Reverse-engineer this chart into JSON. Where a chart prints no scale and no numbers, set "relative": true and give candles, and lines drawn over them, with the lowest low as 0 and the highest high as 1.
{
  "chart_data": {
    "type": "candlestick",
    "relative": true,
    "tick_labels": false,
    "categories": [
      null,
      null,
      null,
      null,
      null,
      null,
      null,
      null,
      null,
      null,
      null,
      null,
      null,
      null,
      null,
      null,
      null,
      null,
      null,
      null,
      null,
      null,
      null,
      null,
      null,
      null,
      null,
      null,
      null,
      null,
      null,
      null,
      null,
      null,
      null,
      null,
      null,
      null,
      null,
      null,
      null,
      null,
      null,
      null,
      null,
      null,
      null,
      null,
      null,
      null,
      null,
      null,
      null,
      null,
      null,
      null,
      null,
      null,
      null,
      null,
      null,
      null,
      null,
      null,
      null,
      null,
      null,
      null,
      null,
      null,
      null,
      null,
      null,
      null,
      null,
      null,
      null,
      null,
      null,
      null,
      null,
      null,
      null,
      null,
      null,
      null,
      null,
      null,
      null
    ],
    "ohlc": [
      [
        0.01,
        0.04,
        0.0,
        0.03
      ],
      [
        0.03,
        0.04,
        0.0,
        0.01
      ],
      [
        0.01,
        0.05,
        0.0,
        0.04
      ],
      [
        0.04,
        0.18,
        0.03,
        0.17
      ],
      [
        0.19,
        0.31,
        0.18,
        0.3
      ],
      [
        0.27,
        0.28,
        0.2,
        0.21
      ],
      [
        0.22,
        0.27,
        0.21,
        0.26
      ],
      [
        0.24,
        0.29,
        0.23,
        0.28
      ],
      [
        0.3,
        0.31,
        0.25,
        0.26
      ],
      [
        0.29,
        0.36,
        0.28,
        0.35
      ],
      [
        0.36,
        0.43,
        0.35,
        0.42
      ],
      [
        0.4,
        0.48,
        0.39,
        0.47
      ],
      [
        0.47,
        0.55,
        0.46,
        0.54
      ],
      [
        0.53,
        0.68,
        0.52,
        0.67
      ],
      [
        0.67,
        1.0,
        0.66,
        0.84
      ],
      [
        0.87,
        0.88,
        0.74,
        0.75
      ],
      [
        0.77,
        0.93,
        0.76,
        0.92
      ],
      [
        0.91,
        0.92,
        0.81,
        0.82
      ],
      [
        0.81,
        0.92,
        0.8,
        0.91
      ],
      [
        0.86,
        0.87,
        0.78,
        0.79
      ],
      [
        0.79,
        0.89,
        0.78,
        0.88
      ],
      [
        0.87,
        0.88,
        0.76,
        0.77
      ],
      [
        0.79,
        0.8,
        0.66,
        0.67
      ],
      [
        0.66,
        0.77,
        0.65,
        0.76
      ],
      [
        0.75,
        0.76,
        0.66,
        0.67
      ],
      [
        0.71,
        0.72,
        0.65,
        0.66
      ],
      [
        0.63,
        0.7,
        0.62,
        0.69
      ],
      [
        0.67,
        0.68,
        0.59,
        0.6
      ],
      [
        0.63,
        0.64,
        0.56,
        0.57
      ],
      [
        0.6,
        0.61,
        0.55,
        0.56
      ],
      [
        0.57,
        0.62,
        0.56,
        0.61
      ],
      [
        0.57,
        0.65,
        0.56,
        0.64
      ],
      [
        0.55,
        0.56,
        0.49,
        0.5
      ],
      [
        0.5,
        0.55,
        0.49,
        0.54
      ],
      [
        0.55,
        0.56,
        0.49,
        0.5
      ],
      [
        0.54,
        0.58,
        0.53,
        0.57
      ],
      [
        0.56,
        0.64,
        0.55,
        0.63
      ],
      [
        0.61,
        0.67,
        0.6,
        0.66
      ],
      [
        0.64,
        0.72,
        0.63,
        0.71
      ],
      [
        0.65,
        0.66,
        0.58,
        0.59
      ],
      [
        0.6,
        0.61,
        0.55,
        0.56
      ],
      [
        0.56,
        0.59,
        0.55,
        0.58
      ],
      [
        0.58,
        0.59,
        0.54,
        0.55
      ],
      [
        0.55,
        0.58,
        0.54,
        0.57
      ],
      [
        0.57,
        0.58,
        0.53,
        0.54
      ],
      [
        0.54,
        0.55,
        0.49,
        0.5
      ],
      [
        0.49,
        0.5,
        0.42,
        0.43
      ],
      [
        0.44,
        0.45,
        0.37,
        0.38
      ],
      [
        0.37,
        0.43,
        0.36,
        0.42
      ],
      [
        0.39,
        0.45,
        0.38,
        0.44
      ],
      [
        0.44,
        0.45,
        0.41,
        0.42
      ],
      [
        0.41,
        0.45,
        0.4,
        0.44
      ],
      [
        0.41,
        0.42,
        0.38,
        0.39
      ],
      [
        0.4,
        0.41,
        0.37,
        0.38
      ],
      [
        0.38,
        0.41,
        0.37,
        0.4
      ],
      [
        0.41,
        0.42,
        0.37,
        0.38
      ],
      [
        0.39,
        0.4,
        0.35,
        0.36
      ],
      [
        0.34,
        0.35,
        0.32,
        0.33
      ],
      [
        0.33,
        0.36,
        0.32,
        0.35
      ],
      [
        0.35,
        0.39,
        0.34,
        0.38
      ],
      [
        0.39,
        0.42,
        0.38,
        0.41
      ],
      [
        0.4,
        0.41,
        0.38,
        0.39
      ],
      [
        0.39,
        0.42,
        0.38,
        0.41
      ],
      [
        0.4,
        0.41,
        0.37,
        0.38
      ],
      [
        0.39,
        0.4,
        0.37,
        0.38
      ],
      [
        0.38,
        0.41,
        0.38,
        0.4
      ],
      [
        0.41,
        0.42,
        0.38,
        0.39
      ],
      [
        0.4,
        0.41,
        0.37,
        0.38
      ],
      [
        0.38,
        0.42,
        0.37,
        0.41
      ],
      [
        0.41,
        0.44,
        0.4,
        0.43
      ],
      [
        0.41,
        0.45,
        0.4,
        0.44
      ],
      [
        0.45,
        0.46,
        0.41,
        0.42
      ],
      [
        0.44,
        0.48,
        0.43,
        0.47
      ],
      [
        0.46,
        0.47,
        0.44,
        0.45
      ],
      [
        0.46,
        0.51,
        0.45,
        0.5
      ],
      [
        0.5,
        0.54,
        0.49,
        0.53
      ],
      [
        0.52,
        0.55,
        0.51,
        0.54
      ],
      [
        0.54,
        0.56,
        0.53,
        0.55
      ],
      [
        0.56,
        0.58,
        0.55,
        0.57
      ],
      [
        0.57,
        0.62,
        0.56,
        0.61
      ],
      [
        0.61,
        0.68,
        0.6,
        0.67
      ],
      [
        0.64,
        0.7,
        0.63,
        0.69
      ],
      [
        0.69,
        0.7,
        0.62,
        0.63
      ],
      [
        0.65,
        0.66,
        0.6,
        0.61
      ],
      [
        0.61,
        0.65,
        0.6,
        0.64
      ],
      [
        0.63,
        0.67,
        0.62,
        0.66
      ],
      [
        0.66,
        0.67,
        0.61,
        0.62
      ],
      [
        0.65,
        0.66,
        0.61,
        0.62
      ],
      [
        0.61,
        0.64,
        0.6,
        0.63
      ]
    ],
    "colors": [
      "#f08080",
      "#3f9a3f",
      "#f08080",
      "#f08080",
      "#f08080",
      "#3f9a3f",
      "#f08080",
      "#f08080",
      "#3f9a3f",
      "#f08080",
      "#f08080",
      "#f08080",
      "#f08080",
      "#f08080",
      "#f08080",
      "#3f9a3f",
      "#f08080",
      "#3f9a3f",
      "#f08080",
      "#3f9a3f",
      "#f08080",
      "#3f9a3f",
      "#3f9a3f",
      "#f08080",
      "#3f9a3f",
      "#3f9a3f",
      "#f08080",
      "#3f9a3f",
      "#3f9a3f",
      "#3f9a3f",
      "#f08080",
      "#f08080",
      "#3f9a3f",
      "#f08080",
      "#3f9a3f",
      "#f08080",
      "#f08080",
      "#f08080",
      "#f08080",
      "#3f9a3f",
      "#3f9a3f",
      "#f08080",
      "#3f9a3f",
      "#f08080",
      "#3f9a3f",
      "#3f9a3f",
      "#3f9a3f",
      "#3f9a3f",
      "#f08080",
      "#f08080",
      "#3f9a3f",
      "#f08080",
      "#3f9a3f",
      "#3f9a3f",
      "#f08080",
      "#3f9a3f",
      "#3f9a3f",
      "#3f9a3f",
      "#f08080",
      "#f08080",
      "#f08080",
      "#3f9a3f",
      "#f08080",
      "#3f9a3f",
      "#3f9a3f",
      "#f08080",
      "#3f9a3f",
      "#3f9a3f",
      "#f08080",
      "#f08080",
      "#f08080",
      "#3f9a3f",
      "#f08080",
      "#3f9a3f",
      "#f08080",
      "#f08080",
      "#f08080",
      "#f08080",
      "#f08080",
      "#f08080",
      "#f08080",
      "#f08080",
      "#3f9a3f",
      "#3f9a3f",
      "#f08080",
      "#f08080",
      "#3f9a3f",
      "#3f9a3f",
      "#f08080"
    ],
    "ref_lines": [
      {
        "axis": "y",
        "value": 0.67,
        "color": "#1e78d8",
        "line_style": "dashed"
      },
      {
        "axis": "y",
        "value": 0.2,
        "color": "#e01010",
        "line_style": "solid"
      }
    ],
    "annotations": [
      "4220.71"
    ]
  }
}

→ **Directions for this task**
Select every line of the records holding the string "true".

→ **Output for this exercise**
Reverse-engineer this chart into JSON. Where a chart prints no scale and no numbers, set "relative": true and give candles, and lines drawn over them, with the lowest low as 0 and the highest high as 1.
    "relative": true,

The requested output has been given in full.